Required work:
Pull out every line with the word "CAMBIO".

--------

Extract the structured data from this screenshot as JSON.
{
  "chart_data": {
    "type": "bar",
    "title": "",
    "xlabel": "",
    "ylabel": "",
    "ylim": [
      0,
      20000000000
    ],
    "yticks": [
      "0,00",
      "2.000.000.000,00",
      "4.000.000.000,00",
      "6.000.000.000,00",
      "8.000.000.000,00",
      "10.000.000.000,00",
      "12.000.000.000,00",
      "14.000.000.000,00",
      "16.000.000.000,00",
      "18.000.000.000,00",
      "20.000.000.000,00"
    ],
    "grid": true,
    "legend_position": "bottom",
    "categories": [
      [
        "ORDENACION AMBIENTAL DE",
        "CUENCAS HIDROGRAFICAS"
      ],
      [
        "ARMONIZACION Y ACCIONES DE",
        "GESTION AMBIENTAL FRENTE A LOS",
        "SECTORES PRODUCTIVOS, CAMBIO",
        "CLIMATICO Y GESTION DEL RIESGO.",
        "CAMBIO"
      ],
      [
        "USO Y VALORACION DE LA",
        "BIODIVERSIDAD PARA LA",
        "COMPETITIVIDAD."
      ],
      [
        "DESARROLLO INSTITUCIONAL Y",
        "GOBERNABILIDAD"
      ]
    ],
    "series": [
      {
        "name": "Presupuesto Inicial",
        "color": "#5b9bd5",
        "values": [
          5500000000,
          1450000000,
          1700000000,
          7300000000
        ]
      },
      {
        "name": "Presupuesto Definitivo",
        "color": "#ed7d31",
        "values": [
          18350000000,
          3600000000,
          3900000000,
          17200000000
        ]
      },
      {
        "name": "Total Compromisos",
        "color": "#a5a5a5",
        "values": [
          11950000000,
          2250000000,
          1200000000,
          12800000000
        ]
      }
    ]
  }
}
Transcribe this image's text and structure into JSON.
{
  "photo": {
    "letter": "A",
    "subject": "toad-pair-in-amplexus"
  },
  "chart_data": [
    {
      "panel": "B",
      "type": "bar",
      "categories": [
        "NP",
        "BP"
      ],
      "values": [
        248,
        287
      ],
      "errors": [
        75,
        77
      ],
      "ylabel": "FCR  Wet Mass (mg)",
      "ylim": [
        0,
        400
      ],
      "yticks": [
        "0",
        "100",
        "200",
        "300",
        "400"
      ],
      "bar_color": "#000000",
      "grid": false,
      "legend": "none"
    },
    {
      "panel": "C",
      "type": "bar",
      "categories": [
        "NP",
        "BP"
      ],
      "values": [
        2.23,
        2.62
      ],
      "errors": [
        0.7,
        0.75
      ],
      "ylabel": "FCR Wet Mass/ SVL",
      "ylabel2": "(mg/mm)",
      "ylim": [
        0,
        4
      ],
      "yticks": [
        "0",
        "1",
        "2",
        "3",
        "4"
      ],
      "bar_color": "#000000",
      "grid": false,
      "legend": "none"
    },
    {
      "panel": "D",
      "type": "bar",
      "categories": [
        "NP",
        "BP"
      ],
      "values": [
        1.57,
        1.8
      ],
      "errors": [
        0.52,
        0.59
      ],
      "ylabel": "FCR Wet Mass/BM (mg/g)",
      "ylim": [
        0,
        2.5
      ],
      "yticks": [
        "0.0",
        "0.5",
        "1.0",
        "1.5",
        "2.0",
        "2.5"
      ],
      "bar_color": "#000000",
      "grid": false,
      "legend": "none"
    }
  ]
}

--------

Response:
        "SECTORES PRODUCTIVOS, CAMBIO",
        "CAMBIO"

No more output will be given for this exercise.